**The problem**
Copy nothing but the text: reproduce each line of the listing exactly and leave the pictures out.

---+---

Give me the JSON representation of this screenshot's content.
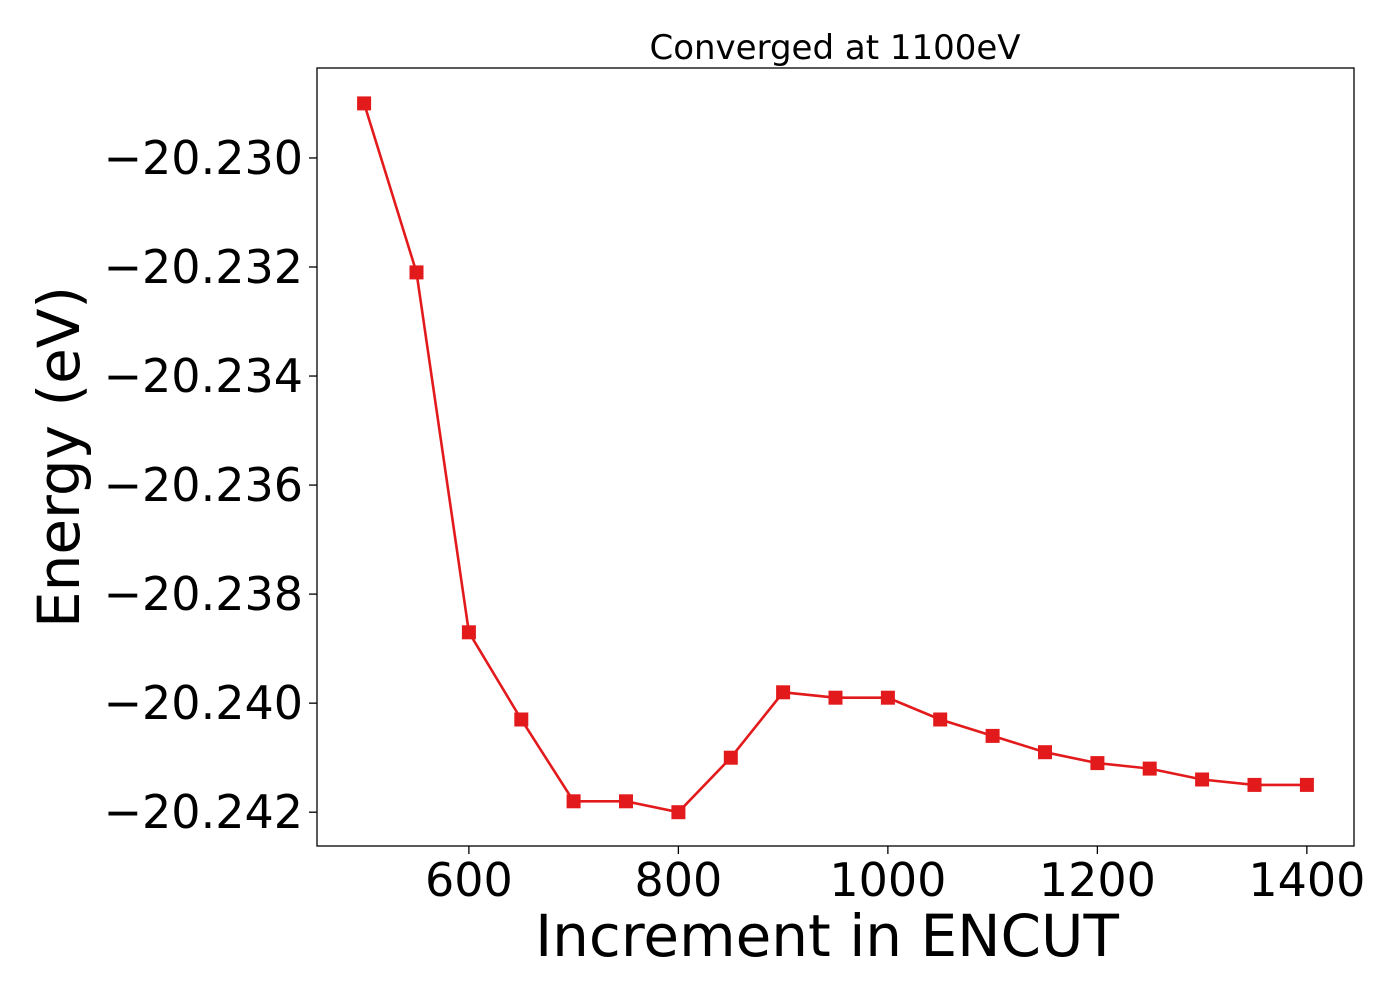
{
  "chart_data": {
    "type": "line",
    "title": "Converged at 1100eV",
    "xlabel": "Increment in ENCUT",
    "ylabel": "Energy (eV)",
    "xlim": [
      455,
      1445
    ],
    "ylim": [
      -20.24262,
      -20.22835
    ],
    "x_ticks": [
      600,
      800,
      1000,
      1200,
      1400
    ],
    "x_tick_labels": [
      "600",
      "800",
      "1000",
      "1200",
      "1400"
    ],
    "y_ticks": [
      -20.23,
      -20.232,
      -20.234,
      -20.236,
      -20.238,
      -20.24,
      -20.242
    ],
    "y_tick_labels": [
      "−20.230",
      "−20.232",
      "−20.234",
      "−20.236",
      "−20.238",
      "−20.240",
      "−20.242"
    ],
    "grid": false,
    "marker": "square",
    "color": "#e31a1c",
    "x": [
      500,
      550,
      600,
      650,
      700,
      750,
      800,
      850,
      900,
      950,
      1000,
      1050,
      1100,
      1150,
      1200,
      1250,
      1300,
      1350,
      1400
    ],
    "y": [
      -20.229,
      -20.2321,
      -20.2387,
      -20.2403,
      -20.2418,
      -20.2418,
      -20.242,
      -20.241,
      -20.2398,
      -20.2399,
      -20.2399,
      -20.2403,
      -20.2406,
      -20.2409,
      -20.2411,
      -20.2412,
      -20.2414,
      -20.2415,
      -20.2415
    ]
  }
}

---+---

**Exercise answer**
Give me the JSON representation of this screenshot's content.
{
  "chart_data": {
    "type": "line",
    "title": "Converged at 1100eV",
    "xlabel": "Increment in ENCUT",
    "ylabel": "Energy (eV)",
    "xlim": [
      455,
      1445
    ],
    "ylim": [
      -20.24262,
      -20.22835
    ],
    "x_ticks": [
      600,
      800,
      1000,
      1200,
      1400
    ],
    "x_tick_labels": [
      "600",
      "800",
      "1000",
      "1200",
      "1400"
    ],
    "y_ticks": [
      -20.23,
      -20.232,
      -20.234,
      -20.236,
      -20.238,
      -20.24,
      -20.242
    ],
    "y_tick_labels": [
      "−20.230",
      "−20.232",
      "−20.234",
      "−20.236",
      "−20.238",
      "−20.240",
      "−20.242"
    ],
    "grid": false,
    "marker": "square",
    "color": "#e31a1c",
    "x": [
      500,
      550,
      600,
      650,
      700,
      750,
      800,
      850,
      900,
      950,
      1000,
      1050,
      1100,
      1150,
      1200,
      1250,
      1300,
      1350,
      1400
    ],
    "y": [
      -20.229,
      -20.2321,
      -20.2387,
      -20.2403,
      -20.2418,
      -20.2418,
      -20.242,
      -20.241,
      -20.2398,
      -20.2399,
      -20.2399,
      -20.2403,
      -20.2406,
      -20.2409,
      -20.2411,
      -20.2412,
      -20.2414,
      -20.2415,
      -20.2415
    ]
  }
}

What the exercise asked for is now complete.